- **Exercise brief**:
Every line below should be copied exactly; drop the pictures.

- **Records supplied**:
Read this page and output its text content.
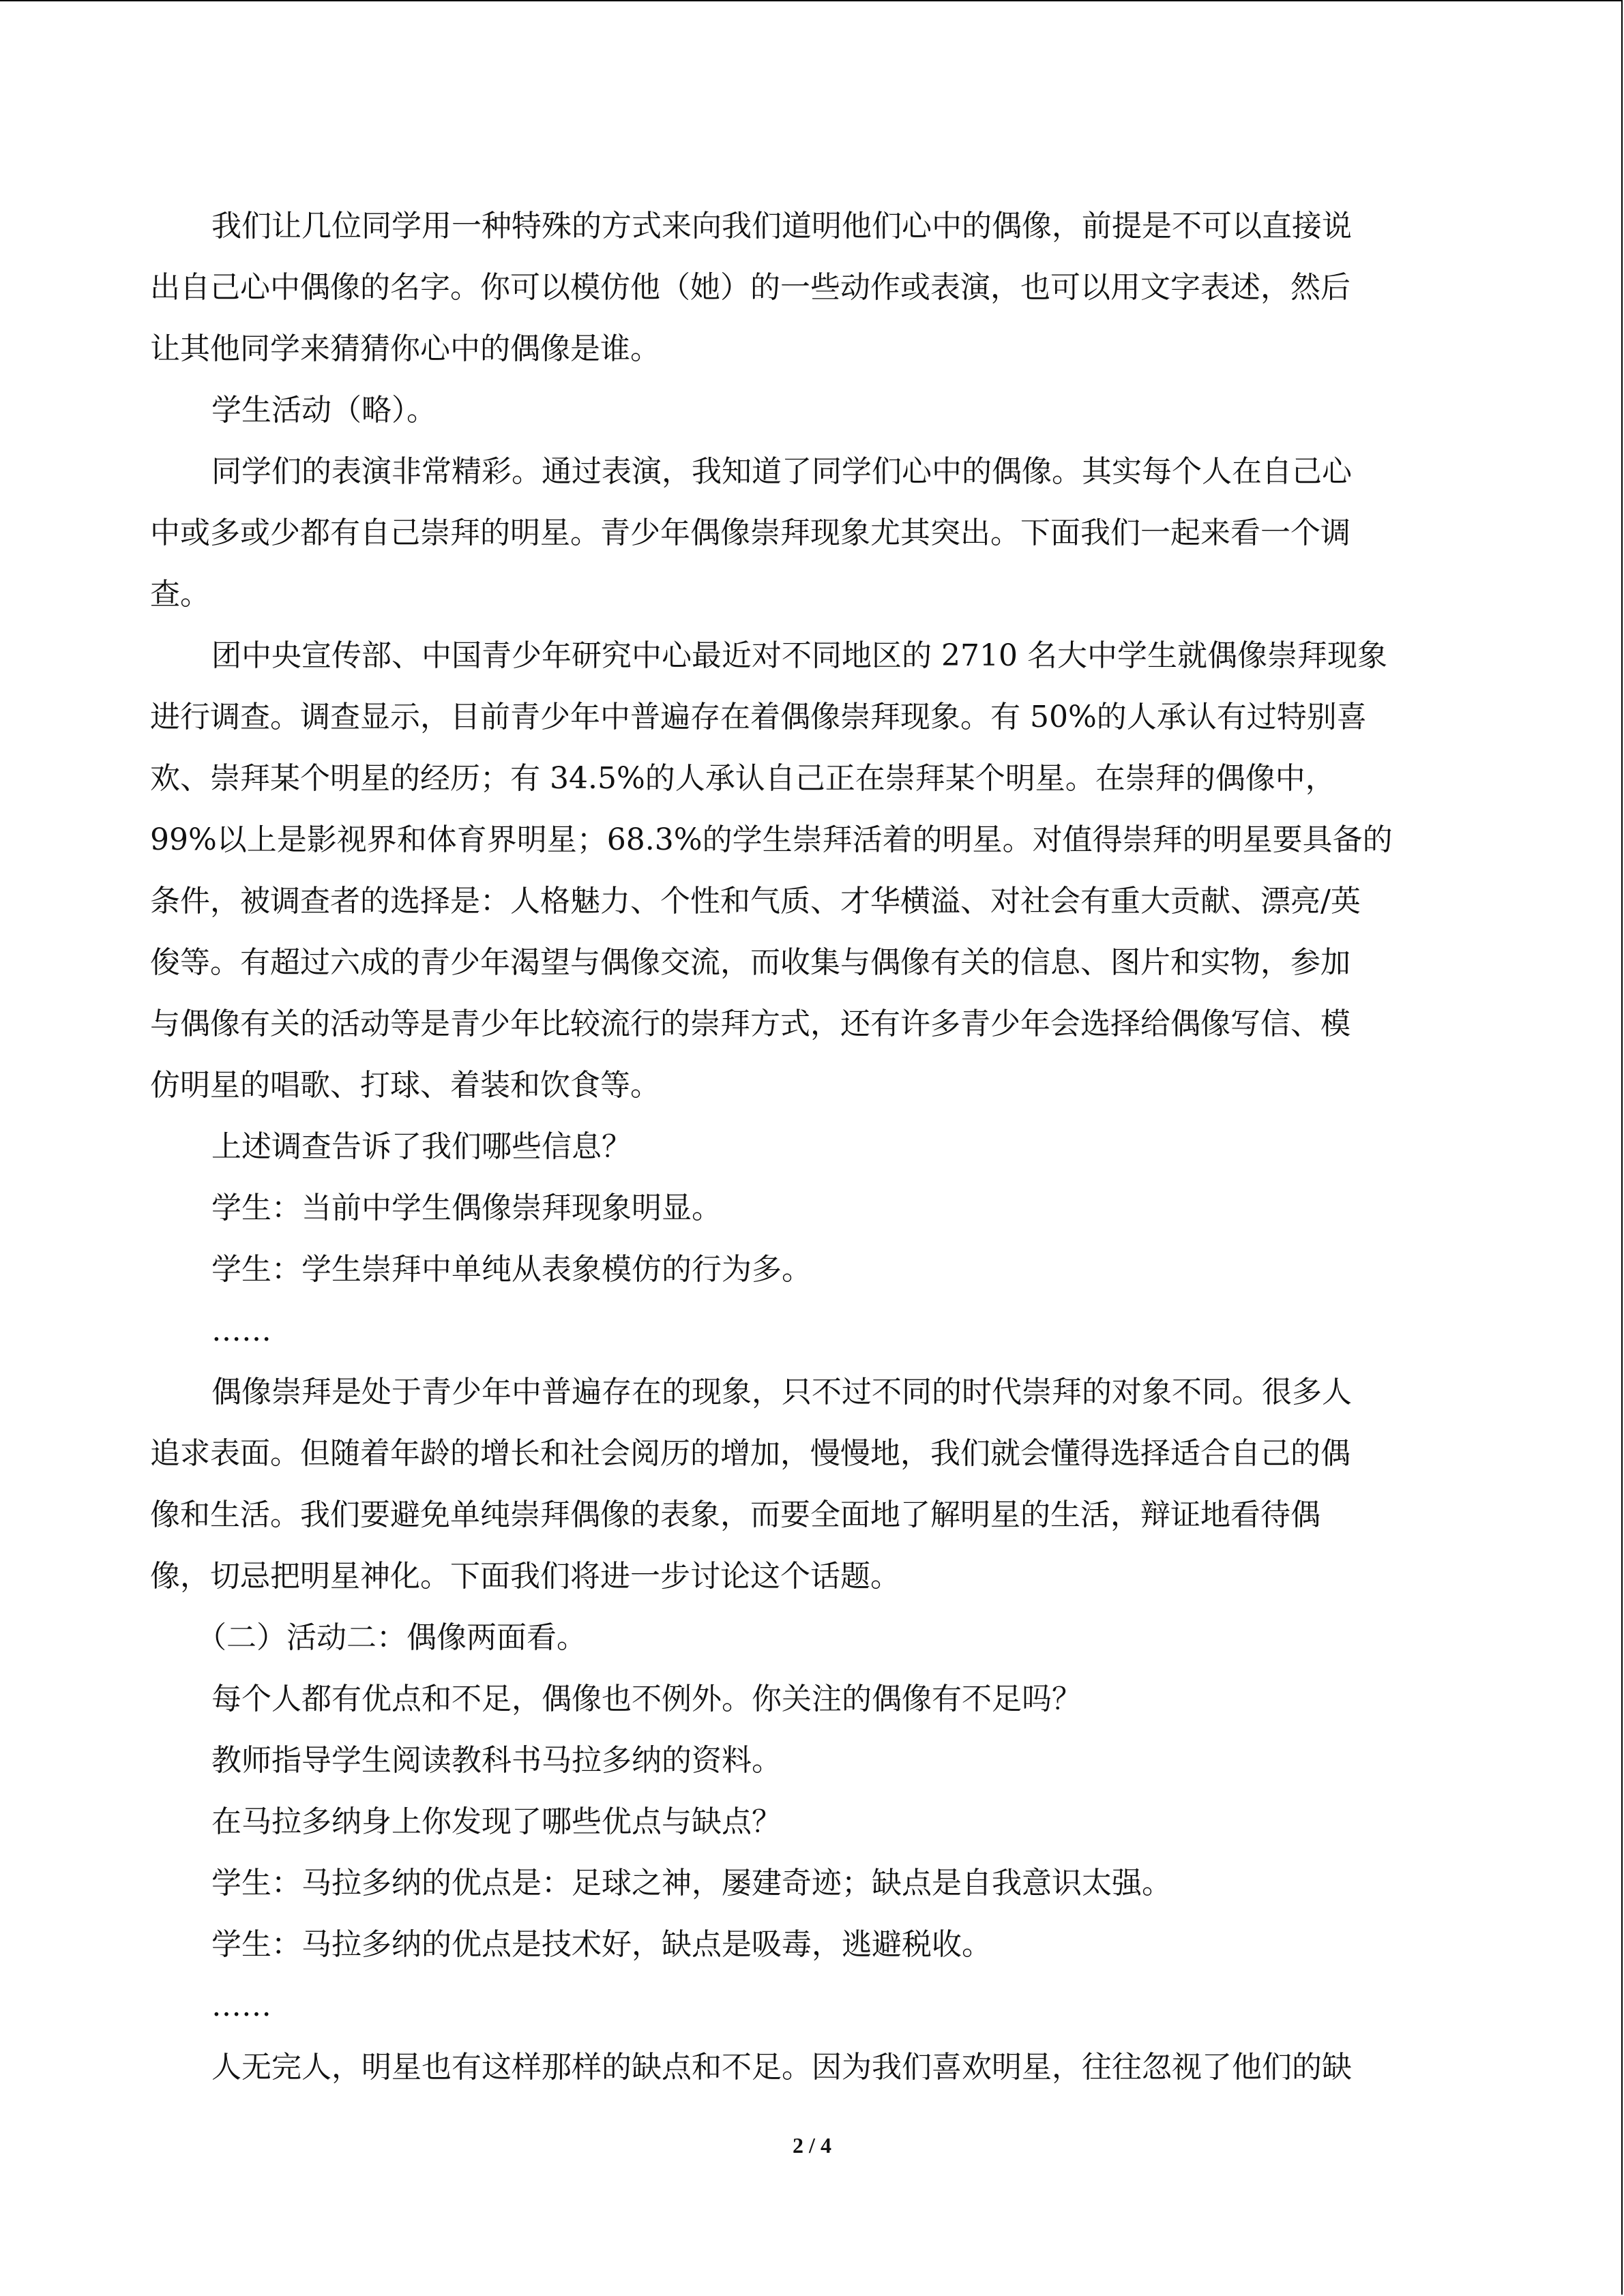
我们让几位同学用一种特殊的方式来向我们道明他们心中的偶像，前提是不可以直接说
出自己心中偶像的名字。你可以模仿他（她）的一些动作或表演，也可以用文字表述，然后
让其他同学来猜猜你心中的偶像是谁。
学生活动（略）。
同学们的表演非常精彩。通过表演，我知道了同学们心中的偶像。其实每个人在自己心
中或多或少都有自己崇拜的明星。青少年偶像崇拜现象尤其突出。下面我们一起来看一个调
查。
团中央宣传部、中国青少年研究中心最近对不同地区的 2710 名大中学生就偶像崇拜现象
进行调查。调查显示，目前青少年中普遍存在着偶像崇拜现象。有 50%的人承认有过特别喜
欢、崇拜某个明星的经历；有 34.5%的人承认自己正在崇拜某个明星。在崇拜的偶像中，
99%以上是影视界和体育界明星；68.3%的学生崇拜活着的明星。对值得崇拜的明星要具备的
条件，被调查者的选择是：人格魅力、个性和气质、才华横溢、对社会有重大贡献、漂亮/英
俊等。有超过六成的青少年渴望与偶像交流，而收集与偶像有关的信息、图片和实物，参加
与偶像有关的活动等是青少年比较流行的崇拜方式，还有许多青少年会选择给偶像写信、模
仿明星的唱歌、打球、着装和饮食等。
上述调查告诉了我们哪些信息？
学生：当前中学生偶像崇拜现象明显。
学生：学生崇拜中单纯从表象模仿的行为多。
……
偶像崇拜是处于青少年中普遍存在的现象，只不过不同的时代崇拜的对象不同。很多人
追求表面。但随着年龄的增长和社会阅历的增加，慢慢地，我们就会懂得选择适合自己的偶
像和生活。我们要避免单纯崇拜偶像的表象，而要全面地了解明星的生活，辩证地看待偶
像，切忌把明星神化。下面我们将进一步讨论这个话题。
（二）活动二：偶像两面看。
每个人都有优点和不足，偶像也不例外。你关注的偶像有不足吗？
教师指导学生阅读教科书马拉多纳的资料。
在马拉多纳身上你发现了哪些优点与缺点？
学生：马拉多纳的优点是：足球之神，屡建奇迹；缺点是自我意识太强。
学生：马拉多纳的优点是技术好，缺点是吸毒，逃避税收。
……
人无完人，明星也有这样那样的缺点和不足。因为我们喜欢明星，往往忽视了他们的缺
2 / 4
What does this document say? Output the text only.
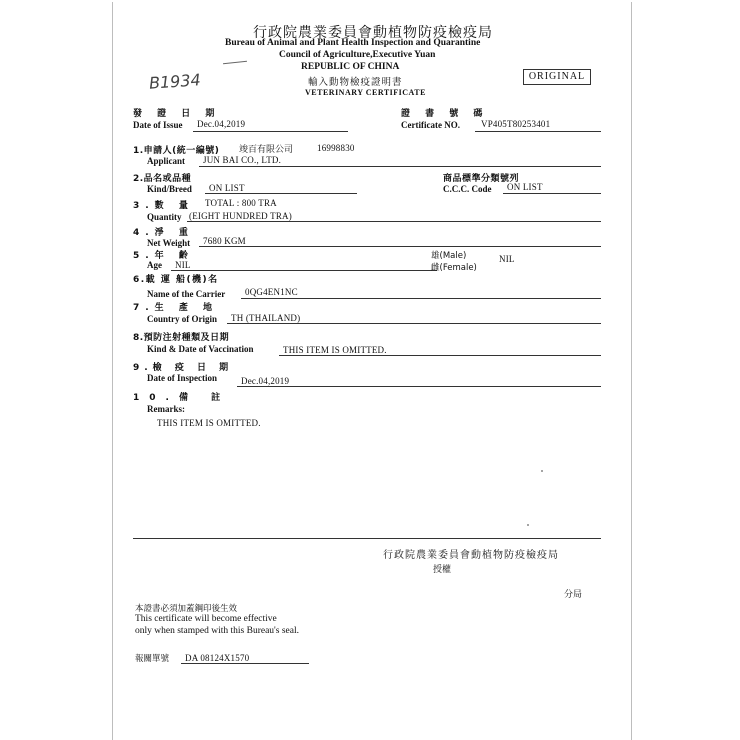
行政院農業委員會動植物防疫檢疫局
Bureau of Animal and Plant Health Inspection and Quarantine
Council of Agriculture,Executive Yuan
REPUBLIC OF CHINA
輸入動物檢疫證明書
VETERINARY CERTIFICATE
B1934	ORIGINAL
發 證 日 期
Date of Issue Dec.04,2019
證 書 號 碼
Certificate NO. VP405T80253401
1.申請人(統一編號) 竣百有限公司	16998830
Applicant JUN BAI CO., LTD.
2.品名或品種
Kind/Breed ON LIST
商品標準分類號列
C.C.C. Code ON LIST
3.數 量 TOTAL : 800 TRA
Quantity (EIGHT HUNDRED TRA)
4.淨 重
Net Weight 7680 KGM
5.年 齡
Age NIL
雄(Male)
雌(Female)
NIL
6.載 運 船(機)名
Name of the Carrier 0QG4EN1NC
7.生 產 地
Country of Origin TH (THAILAND)
8.預防注射種類及日期
Kind & Date of Vaccination	THIS ITEM IS OMITTED.
9.檢 疫 日 期
Date of Inspection	Dec.04,2019
10.備 註
Remarks:
THIS ITEM IS OMITTED.
行政院農業委員會動植物防疫檢疫局
授權
分局
本證書必須加蓋鋼印後生效
This certificate will become effective
only when stamped with this Bureau's seal.
報關單號 DA 08124X1570
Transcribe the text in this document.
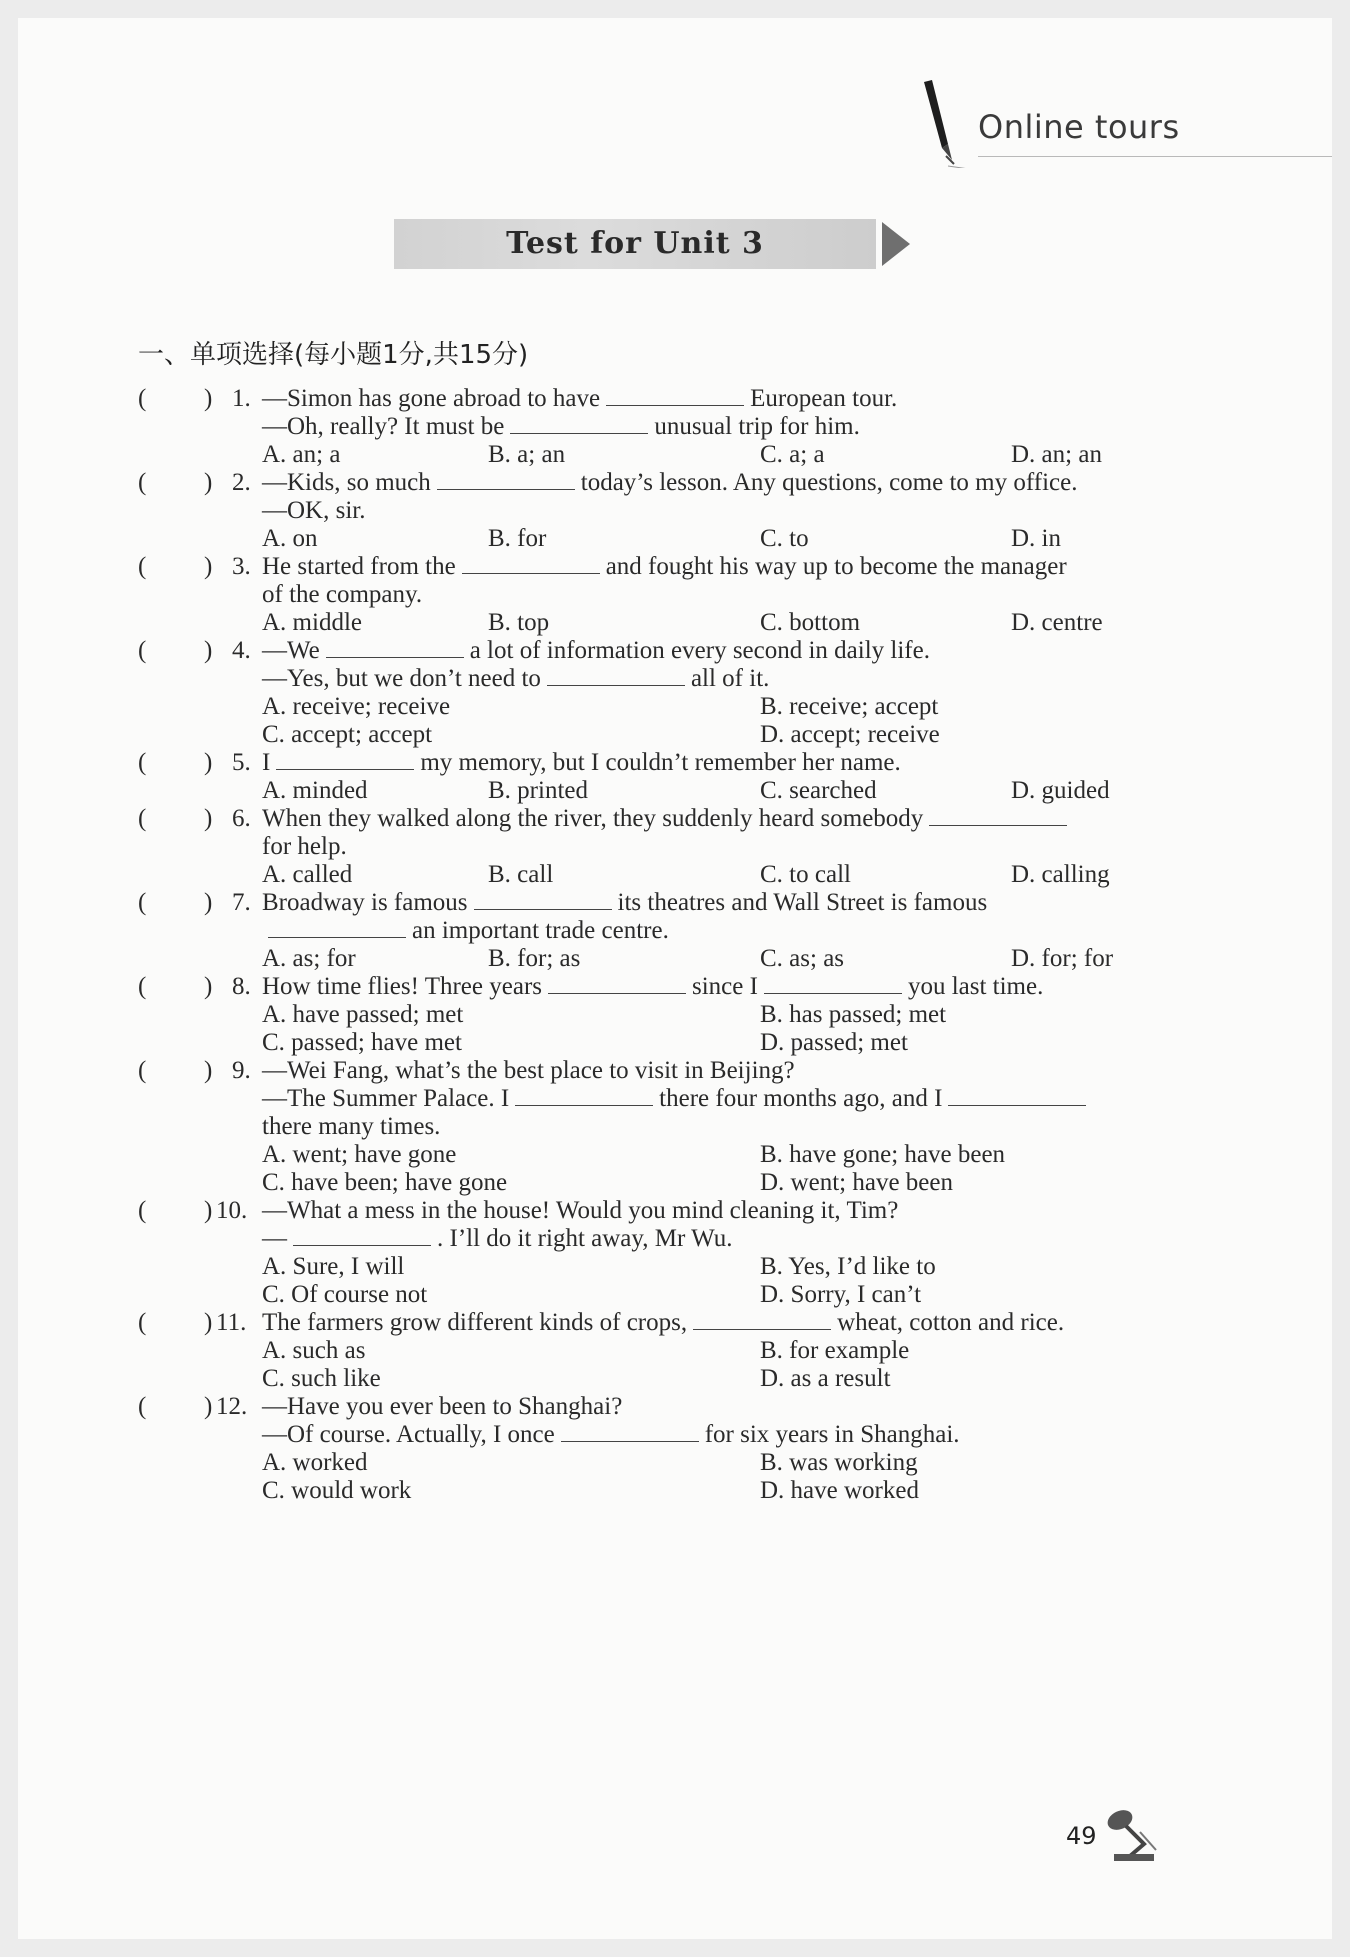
Online tours
Test for Unit 3
一、单项选择(每小题1分,共15分)
( ) 1. —Simon has gone abroad to have	European tour.
—Oh, really? It must be	unusual trip for him.
A. an; a	B. a; an	C. a; a	D. an; an
( ) 2. —Kids, so much	today’s lesson. Any questions, come to my office.
—OK, sir.
A. on	B. for	C. to	D. in
( ) 3. He started from the	and fought his way up to become the manager
of the company.
A. middle	B. top	C. bottom	D. centre
( ) 4. —We	a lot of information every second in daily life.
—Yes, but we don’t need to	all of it.
A. receive; receive	B. receive; accept
C. accept; accept	D. accept; receive
( ) 5. I	my memory, but I couldn’t remember her name.
A. minded	B. printed	C. searched	D. guided
( ) 6. When they walked along the river, they suddenly heard somebody
for help.
A. called	B. call	C. to call	D. calling
( ) 7. Broadway is famous	its theatres and Wall Street is famous
an important trade centre.
A. as; for	B. for; as	C. as; as	D. for; for
( ) 8. How time flies! Three years	since I	you last time.
A. have passed; met	B. has passed; met
C. passed; have met	D. passed; met
( ) 9. —Wei Fang, what’s the best place to visit in Beijing?
—The Summer Palace. I	there four months ago, and I
there many times.
A. went; have gone	B. have gone; have been
C. have been; have gone	D. went; have been
( ) 10. —What a mess in the house! Would you mind cleaning it, Tim?
—	. I’ll do it right away, Mr Wu.
A. Sure, I will	B. Yes, I’d like to
C. Of course not	D. Sorry, I can’t
( ) 11. The farmers grow different kinds of crops,	wheat, cotton and rice.
A. such as	B. for example
C. such like	D. as a result
( ) 12. —Have you ever been to Shanghai?
—Of course. Actually, I once	for six years in Shanghai.
A. worked	B. was working
C. would work	D. have worked
49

- **Result of this task**:
Read this page and output its text content.
我们让几位同学用一种特殊的方式来向我们道明他们心中的偶像，前提是不可以直接说
出自己心中偶像的名字。你可以模仿他（她）的一些动作或表演，也可以用文字表述，然后
让其他同学来猜猜你心中的偶像是谁。
学生活动（略）。
同学们的表演非常精彩。通过表演，我知道了同学们心中的偶像。其实每个人在自己心
中或多或少都有自己崇拜的明星。青少年偶像崇拜现象尤其突出。下面我们一起来看一个调
查。
团中央宣传部、中国青少年研究中心最近对不同地区的 2710 名大中学生就偶像崇拜现象
进行调查。调查显示，目前青少年中普遍存在着偶像崇拜现象。有 50%的人承认有过特别喜
欢、崇拜某个明星的经历；有 34.5%的人承认自己正在崇拜某个明星。在崇拜的偶像中，
99%以上是影视界和体育界明星；68.3%的学生崇拜活着的明星。对值得崇拜的明星要具备的
条件，被调查者的选择是：人格魅力、个性和气质、才华横溢、对社会有重大贡献、漂亮/英
俊等。有超过六成的青少年渴望与偶像交流，而收集与偶像有关的信息、图片和实物，参加
与偶像有关的活动等是青少年比较流行的崇拜方式，还有许多青少年会选择给偶像写信、模
仿明星的唱歌、打球、着装和饮食等。
上述调查告诉了我们哪些信息？
学生：当前中学生偶像崇拜现象明显。
学生：学生崇拜中单纯从表象模仿的行为多。
……
偶像崇拜是处于青少年中普遍存在的现象，只不过不同的时代崇拜的对象不同。很多人
追求表面。但随着年龄的增长和社会阅历的增加，慢慢地，我们就会懂得选择适合自己的偶
像和生活。我们要避免单纯崇拜偶像的表象，而要全面地了解明星的生活，辩证地看待偶
像，切忌把明星神化。下面我们将进一步讨论这个话题。
（二）活动二：偶像两面看。
每个人都有优点和不足，偶像也不例外。你关注的偶像有不足吗？
教师指导学生阅读教科书马拉多纳的资料。
在马拉多纳身上你发现了哪些优点与缺点？
学生：马拉多纳的优点是：足球之神，屡建奇迹；缺点是自我意识太强。
学生：马拉多纳的优点是技术好，缺点是吸毒，逃避税收。
……
人无完人，明星也有这样那样的缺点和不足。因为我们喜欢明星，往往忽视了他们的缺
2 / 4
What does this document say? Output the text only.
行政院農業委員會動植物防疫檢疫局
Bureau of Animal and Plant Health Inspection and Quarantine
Council of Agriculture,Executive Yuan
REPUBLIC OF CHINA
輸入動物檢疫證明書
VETERINARY CERTIFICATE
B1934	ORIGINAL
發 證 日 期
Date of Issue Dec.04,2019
證 書 號 碼
Certificate NO. VP405T80253401
1.申請人(統一編號) 竣百有限公司	16998830
Applicant JUN BAI CO., LTD.
2.品名或品種
Kind/Breed ON LIST
商品標準分類號列
C.C.C. Code ON LIST
3.數 量 TOTAL : 800 TRA
Quantity (EIGHT HUNDRED TRA)
4.淨 重
Net Weight 7680 KGM
5.年 齡
Age NIL
雄(Male)
雌(Female)
NIL
6.載 運 船(機)名
Name of the Carrier 0QG4EN1NC
7.生 產 地
Country of Origin TH (THAILAND)
8.預防注射種類及日期
Kind & Date of Vaccination	THIS ITEM IS OMITTED.
9.檢 疫 日 期
Date of Inspection	Dec.04,2019
10.備 註
Remarks:
THIS ITEM IS OMITTED.
行政院農業委員會動植物防疫檢疫局
授權
分局
本證書必須加蓋鋼印後生效
This certificate will become effective
only when stamped with this Bureau's seal.
報關單號 DA 08124X1570
Transcribe the text in this document.
Online tours
Test for Unit 3
一、单项选择(每小题1分,共15分)
( ) 1. —Simon has gone abroad to have	European tour.
—Oh, really? It must be	unusual trip for him.
A. an; a	B. a; an	C. a; a	D. an; an
( ) 2. —Kids, so much	today’s lesson. Any questions, come to my office.
—OK, sir.
A. on	B. for	C. to	D. in
( ) 3. He started from the	and fought his way up to become the manager
of the company.
A. middle	B. top	C. bottom	D. centre
( ) 4. —We	a lot of information every second in daily life.
—Yes, but we don’t need to	all of it.
A. receive; receive	B. receive; accept
C. accept; accept	D. accept; receive
( ) 5. I	my memory, but I couldn’t remember her name.
A. minded	B. printed	C. searched	D. guided
( ) 6. When they walked along the river, they suddenly heard somebody
for help.
A. called	B. call	C. to call	D. calling
( ) 7. Broadway is famous	its theatres and Wall Street is famous
an important trade centre.
A. as; for	B. for; as	C. as; as	D. for; for
( ) 8. How time flies! Three years	since I	you last time.
A. have passed; met	B. has passed; met
C. passed; have met	D. passed; met
( ) 9. —Wei Fang, what’s the best place to visit in Beijing?
—The Summer Palace. I	there four months ago, and I
there many times.
A. went; have gone	B. have gone; have been
C. have been; have gone	D. went; have been
( ) 10. —What a mess in the house! Would you mind cleaning it, Tim?
—	. I’ll do it right away, Mr Wu.
A. Sure, I will	B. Yes, I’d like to
C. Of course not	D. Sorry, I can’t
( ) 11. The farmers grow different kinds of crops,	wheat, cotton and rice.
A. such as	B. for example
C. such like	D. as a result
( ) 12. —Have you ever been to Shanghai?
—Of course. Actually, I once	for six years in Shanghai.
A. worked	B. was working
C. would work	D. have worked
49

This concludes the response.